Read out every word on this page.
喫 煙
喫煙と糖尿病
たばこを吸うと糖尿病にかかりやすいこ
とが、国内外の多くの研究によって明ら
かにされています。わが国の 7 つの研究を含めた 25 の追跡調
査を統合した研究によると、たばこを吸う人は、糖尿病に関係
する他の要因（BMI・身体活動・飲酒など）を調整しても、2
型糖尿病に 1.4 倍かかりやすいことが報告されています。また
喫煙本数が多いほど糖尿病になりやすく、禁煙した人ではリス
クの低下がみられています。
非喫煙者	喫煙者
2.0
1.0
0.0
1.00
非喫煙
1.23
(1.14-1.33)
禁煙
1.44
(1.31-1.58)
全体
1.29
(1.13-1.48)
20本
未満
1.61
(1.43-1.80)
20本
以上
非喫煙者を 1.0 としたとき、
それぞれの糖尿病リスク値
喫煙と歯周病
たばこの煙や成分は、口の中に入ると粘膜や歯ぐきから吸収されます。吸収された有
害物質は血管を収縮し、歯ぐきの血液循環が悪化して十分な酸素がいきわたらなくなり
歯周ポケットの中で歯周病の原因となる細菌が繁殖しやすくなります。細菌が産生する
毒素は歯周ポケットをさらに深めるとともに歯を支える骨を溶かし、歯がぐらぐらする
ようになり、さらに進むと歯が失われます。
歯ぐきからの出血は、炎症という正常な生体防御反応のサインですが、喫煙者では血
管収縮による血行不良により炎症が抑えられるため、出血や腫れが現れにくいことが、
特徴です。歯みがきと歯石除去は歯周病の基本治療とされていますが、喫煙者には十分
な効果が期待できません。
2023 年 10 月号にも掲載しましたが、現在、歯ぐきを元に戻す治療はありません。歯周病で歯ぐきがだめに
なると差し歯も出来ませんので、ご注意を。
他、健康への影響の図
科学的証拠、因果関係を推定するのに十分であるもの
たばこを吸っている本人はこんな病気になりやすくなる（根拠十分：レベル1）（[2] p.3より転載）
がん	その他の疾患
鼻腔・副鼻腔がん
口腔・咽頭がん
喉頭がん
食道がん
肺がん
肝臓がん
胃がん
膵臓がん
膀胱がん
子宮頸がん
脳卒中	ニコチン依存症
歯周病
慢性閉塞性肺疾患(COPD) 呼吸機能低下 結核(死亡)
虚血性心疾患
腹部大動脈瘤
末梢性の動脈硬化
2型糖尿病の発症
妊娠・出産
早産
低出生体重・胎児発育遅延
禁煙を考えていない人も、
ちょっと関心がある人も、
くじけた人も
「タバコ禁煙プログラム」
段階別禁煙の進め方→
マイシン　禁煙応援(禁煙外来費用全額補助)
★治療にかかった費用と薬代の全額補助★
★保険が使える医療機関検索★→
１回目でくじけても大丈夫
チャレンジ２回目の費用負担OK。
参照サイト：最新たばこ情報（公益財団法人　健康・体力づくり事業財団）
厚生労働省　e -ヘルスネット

_ _ _ _ _

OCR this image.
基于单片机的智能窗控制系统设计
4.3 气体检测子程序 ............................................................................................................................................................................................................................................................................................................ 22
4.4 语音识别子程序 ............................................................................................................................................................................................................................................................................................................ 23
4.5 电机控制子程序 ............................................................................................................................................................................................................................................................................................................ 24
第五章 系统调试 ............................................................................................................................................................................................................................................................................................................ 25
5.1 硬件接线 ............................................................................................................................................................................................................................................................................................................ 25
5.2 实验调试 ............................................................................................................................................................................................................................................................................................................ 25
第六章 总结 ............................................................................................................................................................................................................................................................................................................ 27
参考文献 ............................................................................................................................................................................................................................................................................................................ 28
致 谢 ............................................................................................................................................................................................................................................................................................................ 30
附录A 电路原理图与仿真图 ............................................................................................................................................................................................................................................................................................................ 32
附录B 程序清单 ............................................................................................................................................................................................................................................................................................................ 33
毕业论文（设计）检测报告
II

_ _ _ _ _

--- Written instruction ---
In the records above, collect each line with "this".

--- Right answer ---
Read out every word on this page.
OCR this image.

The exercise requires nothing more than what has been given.